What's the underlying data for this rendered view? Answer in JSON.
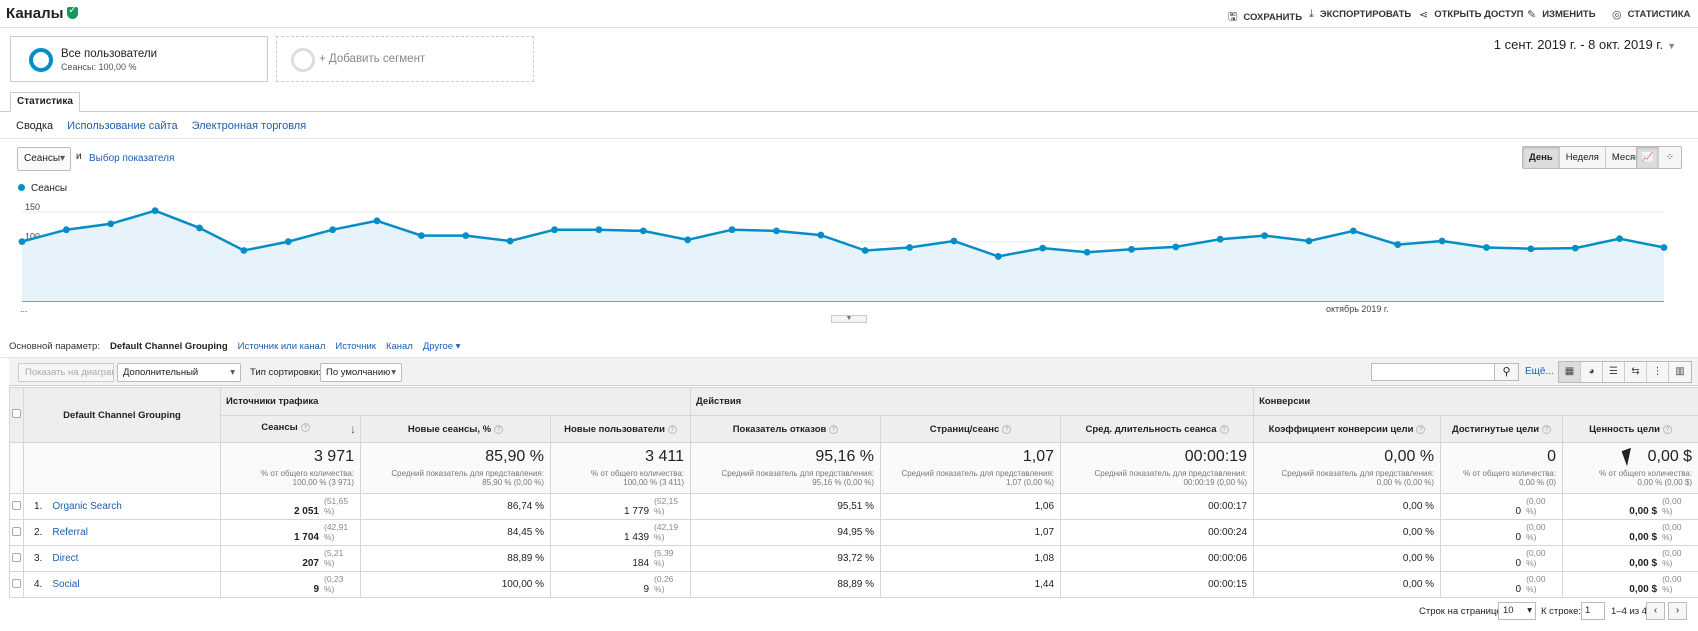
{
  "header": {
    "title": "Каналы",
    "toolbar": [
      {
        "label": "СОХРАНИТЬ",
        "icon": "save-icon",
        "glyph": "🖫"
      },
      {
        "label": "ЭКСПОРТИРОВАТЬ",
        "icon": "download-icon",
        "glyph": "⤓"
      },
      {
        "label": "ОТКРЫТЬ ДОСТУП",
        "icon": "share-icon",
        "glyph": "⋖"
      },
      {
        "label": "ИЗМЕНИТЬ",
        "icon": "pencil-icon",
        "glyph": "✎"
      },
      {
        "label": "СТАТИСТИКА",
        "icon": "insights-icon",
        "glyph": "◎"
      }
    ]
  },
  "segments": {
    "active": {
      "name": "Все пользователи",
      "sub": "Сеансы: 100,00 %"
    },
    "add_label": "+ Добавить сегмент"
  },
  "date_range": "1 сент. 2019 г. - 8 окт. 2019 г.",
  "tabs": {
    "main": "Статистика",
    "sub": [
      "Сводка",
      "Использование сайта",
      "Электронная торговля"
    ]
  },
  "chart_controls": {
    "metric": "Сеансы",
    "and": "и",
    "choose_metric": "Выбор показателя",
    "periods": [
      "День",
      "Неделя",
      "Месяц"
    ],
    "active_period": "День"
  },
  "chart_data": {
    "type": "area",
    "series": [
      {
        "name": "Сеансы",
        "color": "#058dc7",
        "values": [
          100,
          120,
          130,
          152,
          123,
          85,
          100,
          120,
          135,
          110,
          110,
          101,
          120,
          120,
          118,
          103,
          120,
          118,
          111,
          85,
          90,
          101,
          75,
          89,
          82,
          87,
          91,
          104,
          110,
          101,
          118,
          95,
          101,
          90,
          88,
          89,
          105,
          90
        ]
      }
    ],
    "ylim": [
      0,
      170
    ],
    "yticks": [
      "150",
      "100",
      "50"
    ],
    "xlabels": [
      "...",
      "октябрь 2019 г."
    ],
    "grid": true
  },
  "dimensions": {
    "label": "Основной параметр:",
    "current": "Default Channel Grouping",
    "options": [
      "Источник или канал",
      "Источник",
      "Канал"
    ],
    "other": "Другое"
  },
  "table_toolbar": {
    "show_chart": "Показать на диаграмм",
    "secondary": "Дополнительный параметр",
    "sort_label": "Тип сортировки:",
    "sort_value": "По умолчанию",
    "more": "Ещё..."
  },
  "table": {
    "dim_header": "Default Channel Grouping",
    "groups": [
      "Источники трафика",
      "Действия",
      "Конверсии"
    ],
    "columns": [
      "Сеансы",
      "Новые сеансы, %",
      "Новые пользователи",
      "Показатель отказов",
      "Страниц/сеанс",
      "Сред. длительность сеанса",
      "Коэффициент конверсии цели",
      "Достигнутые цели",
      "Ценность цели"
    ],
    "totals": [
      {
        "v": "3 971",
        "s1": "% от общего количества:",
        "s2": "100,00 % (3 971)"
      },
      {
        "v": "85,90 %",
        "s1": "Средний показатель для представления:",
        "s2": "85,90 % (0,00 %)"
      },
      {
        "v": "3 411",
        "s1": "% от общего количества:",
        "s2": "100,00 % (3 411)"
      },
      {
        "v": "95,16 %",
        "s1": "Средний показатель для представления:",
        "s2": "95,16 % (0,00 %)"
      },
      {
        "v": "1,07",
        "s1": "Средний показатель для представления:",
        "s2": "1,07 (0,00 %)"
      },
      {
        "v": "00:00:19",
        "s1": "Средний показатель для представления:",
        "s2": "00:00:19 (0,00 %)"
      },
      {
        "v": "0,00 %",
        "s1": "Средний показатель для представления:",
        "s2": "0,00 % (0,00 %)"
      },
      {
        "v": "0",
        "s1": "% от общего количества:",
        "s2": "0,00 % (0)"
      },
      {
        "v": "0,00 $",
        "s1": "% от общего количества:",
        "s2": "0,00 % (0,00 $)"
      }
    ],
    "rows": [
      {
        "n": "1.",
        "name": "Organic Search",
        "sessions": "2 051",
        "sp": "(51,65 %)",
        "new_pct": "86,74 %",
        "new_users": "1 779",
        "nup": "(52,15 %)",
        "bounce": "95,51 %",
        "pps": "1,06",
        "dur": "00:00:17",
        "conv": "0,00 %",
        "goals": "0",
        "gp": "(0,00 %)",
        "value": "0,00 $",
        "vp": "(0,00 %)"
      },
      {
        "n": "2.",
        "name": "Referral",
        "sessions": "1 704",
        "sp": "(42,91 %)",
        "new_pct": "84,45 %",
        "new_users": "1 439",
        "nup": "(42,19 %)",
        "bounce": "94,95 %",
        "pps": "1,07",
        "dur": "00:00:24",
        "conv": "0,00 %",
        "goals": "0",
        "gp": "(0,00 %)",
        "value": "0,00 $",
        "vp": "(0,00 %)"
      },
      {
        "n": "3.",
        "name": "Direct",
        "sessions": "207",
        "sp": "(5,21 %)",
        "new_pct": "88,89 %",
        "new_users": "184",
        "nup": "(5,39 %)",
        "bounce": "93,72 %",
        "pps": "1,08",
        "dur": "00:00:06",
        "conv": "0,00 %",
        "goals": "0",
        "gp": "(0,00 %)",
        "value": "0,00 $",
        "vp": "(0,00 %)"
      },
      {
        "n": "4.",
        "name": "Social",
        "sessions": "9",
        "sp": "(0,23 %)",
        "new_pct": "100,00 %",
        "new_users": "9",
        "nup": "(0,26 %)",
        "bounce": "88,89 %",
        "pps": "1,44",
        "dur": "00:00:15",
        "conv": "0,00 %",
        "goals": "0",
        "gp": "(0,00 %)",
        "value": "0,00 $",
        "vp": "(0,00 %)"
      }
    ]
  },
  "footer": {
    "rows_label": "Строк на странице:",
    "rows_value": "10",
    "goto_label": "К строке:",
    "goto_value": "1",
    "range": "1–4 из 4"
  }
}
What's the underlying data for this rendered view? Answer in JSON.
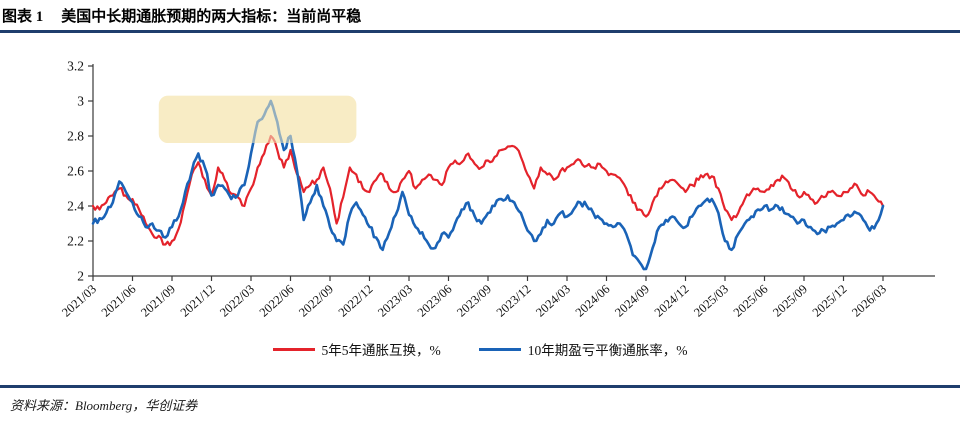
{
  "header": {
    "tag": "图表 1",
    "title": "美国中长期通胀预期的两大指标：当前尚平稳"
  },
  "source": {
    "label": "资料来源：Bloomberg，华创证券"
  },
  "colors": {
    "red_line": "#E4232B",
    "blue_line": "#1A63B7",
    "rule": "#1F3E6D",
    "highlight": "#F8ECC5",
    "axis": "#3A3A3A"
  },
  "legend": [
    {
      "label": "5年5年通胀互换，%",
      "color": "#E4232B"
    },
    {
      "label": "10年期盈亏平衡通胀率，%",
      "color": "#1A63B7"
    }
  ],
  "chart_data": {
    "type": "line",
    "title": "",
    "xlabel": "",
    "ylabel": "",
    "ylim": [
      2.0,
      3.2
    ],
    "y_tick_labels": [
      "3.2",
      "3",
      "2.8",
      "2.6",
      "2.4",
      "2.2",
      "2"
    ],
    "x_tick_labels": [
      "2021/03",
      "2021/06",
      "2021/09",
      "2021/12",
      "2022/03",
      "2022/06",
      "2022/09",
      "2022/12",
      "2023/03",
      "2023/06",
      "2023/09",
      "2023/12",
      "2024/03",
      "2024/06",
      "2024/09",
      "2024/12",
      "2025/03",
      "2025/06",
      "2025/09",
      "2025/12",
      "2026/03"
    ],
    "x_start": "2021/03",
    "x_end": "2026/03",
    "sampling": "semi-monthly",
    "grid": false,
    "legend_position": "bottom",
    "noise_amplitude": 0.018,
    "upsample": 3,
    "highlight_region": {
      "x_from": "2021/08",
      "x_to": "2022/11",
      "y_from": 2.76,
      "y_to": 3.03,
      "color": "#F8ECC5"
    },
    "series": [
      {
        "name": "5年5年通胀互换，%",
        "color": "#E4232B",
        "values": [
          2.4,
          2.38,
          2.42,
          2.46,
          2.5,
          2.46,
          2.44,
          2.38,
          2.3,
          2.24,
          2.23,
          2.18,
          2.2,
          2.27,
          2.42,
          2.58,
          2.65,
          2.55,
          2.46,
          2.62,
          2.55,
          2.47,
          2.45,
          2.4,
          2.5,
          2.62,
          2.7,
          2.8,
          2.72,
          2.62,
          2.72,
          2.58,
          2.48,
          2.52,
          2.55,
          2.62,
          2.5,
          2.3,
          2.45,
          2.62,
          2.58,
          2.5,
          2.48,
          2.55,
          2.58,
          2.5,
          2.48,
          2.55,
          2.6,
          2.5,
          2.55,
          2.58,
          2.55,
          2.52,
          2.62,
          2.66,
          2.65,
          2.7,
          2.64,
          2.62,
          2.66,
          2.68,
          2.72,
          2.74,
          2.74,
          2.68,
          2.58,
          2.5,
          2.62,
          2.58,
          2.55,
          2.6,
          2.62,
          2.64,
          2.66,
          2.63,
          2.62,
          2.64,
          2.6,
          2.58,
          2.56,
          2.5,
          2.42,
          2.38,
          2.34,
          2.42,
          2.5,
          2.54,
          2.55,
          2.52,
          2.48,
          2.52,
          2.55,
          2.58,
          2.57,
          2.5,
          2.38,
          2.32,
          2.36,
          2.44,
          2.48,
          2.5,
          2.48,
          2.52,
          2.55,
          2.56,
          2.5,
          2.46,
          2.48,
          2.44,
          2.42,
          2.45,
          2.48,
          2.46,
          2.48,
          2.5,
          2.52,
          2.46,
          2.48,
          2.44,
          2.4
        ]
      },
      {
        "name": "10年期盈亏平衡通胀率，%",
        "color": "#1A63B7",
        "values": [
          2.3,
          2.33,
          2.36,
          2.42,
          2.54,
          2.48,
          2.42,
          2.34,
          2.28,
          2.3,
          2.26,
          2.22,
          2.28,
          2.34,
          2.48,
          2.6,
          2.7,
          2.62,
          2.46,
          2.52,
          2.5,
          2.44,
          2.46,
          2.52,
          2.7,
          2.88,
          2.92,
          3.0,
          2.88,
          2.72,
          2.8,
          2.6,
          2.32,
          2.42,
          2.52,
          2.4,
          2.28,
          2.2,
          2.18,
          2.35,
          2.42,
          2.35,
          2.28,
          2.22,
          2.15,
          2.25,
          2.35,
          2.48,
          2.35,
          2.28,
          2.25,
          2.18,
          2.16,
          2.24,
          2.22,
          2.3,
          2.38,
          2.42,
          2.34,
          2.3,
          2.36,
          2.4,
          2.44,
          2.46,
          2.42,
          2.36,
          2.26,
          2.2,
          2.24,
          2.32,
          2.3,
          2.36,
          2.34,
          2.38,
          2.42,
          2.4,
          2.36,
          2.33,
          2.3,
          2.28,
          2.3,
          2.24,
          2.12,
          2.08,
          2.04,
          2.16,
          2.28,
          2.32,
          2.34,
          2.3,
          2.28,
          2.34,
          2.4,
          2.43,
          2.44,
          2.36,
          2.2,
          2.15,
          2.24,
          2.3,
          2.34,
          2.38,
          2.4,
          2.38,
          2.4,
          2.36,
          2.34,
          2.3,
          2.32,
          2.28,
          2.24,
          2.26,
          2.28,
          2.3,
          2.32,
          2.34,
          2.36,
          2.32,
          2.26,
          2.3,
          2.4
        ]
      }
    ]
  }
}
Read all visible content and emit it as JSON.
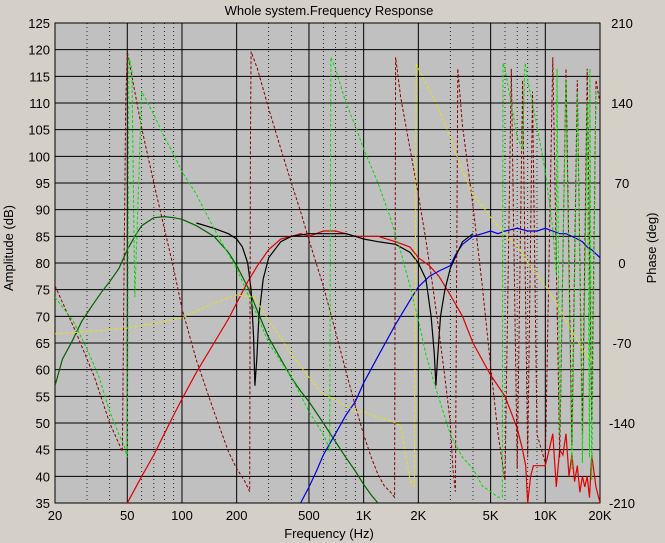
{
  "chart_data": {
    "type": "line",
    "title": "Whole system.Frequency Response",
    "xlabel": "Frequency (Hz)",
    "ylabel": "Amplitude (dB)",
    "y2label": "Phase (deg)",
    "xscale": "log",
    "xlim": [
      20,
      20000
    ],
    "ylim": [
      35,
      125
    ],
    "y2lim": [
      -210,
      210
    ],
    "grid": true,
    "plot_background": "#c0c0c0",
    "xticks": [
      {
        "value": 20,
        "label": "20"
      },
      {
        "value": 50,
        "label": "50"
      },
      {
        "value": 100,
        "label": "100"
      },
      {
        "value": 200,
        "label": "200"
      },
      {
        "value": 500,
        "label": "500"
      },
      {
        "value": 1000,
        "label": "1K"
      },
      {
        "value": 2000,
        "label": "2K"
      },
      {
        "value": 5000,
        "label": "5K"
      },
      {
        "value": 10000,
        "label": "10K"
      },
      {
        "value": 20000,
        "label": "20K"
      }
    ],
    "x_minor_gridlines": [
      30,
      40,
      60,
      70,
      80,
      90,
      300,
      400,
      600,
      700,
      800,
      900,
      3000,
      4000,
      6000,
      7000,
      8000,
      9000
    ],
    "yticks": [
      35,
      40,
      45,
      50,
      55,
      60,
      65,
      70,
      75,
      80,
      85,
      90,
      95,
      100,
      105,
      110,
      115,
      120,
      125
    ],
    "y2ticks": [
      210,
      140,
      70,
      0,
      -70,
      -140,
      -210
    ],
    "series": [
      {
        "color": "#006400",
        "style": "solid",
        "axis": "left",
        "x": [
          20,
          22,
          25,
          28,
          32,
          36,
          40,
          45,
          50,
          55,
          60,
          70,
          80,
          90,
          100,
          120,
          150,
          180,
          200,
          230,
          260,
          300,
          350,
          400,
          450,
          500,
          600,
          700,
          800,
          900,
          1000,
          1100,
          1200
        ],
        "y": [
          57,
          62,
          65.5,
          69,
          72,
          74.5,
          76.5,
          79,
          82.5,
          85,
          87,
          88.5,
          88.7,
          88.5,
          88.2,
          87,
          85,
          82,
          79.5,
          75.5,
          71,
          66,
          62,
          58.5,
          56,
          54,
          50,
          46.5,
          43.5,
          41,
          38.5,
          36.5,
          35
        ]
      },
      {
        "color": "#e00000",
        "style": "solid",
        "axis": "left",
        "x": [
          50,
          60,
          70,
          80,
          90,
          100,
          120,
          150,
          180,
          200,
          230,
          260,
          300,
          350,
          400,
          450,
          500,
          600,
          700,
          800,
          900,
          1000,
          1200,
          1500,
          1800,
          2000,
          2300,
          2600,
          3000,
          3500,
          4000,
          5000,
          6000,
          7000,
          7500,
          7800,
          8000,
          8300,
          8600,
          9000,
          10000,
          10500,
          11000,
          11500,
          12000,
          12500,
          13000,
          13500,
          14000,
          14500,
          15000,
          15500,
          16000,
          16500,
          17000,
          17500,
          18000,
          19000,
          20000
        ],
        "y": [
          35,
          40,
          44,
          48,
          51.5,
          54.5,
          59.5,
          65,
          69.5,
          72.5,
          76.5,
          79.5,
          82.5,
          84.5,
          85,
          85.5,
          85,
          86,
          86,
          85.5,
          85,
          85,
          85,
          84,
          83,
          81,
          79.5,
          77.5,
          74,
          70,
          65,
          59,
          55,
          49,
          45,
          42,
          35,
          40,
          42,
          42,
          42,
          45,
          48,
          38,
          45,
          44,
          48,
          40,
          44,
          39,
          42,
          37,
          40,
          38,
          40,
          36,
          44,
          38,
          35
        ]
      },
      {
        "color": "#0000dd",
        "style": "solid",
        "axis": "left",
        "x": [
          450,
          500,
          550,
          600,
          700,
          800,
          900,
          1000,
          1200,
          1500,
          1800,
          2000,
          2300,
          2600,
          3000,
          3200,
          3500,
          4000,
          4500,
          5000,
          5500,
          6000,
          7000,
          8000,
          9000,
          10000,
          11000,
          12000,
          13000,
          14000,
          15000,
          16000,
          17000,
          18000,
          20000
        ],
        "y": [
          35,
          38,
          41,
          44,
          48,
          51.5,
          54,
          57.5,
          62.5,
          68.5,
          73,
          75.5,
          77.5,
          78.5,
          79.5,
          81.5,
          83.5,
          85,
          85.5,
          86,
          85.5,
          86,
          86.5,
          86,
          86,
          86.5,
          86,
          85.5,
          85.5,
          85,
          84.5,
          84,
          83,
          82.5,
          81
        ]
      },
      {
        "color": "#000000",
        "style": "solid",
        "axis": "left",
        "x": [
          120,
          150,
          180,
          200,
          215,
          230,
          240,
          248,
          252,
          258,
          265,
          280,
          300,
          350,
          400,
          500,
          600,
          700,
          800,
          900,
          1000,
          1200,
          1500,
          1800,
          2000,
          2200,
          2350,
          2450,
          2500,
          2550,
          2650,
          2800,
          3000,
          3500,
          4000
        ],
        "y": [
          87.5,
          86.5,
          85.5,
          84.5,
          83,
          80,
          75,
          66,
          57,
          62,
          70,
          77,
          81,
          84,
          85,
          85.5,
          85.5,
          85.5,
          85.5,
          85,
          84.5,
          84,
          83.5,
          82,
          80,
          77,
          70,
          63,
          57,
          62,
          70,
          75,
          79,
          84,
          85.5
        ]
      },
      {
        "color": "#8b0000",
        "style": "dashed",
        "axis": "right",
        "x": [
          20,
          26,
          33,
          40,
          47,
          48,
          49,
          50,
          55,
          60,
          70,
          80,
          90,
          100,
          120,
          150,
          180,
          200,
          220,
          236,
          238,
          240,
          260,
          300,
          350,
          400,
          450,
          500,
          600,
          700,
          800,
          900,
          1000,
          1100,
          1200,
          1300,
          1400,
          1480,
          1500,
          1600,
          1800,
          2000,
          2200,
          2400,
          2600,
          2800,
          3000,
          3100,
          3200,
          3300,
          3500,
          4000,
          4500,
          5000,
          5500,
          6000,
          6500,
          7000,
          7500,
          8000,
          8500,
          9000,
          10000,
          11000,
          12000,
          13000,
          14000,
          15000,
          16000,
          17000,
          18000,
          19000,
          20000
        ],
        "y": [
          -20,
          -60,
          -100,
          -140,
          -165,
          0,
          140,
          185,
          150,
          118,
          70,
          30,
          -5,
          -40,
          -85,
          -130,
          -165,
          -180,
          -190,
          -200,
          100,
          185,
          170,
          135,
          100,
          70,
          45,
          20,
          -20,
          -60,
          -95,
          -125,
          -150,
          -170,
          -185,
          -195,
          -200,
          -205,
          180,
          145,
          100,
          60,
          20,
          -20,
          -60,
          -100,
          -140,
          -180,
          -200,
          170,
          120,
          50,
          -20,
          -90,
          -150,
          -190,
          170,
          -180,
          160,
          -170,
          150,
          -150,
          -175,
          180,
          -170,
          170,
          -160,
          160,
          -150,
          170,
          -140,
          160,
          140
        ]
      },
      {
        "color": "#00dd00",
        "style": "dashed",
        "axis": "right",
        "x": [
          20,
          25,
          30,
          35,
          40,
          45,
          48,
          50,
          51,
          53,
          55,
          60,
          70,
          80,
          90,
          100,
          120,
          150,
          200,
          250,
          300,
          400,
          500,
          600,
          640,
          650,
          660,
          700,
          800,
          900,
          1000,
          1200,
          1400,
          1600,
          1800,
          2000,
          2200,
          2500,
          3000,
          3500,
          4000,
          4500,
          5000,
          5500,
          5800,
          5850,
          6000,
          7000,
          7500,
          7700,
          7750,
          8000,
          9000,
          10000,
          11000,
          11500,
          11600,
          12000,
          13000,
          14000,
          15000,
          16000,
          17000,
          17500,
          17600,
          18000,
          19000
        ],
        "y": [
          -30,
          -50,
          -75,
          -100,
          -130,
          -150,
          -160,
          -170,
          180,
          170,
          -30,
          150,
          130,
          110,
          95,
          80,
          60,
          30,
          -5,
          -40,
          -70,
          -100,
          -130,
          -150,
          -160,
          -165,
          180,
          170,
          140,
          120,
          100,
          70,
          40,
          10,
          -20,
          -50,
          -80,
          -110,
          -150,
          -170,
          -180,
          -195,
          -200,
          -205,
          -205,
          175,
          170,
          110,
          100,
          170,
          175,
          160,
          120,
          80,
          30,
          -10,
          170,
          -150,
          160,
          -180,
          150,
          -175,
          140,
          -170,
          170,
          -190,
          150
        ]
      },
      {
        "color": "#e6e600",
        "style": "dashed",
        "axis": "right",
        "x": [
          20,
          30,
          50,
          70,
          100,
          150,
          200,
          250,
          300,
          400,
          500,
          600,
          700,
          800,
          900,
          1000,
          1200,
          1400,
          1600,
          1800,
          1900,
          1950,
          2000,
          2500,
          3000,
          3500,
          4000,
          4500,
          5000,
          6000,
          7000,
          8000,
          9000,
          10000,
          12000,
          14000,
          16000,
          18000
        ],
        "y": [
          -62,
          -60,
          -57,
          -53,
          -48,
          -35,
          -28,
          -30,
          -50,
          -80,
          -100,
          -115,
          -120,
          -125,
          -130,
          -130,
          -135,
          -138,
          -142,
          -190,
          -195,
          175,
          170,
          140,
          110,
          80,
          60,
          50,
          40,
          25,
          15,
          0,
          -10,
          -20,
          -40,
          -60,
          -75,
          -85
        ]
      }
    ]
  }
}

____

_Written request_: Copy the lines from the entries above in which the word "параметр" appears.

_Response to this exercise_:
    "label": "Основной параметр:",
    "secondary": "Дополнительный параметр",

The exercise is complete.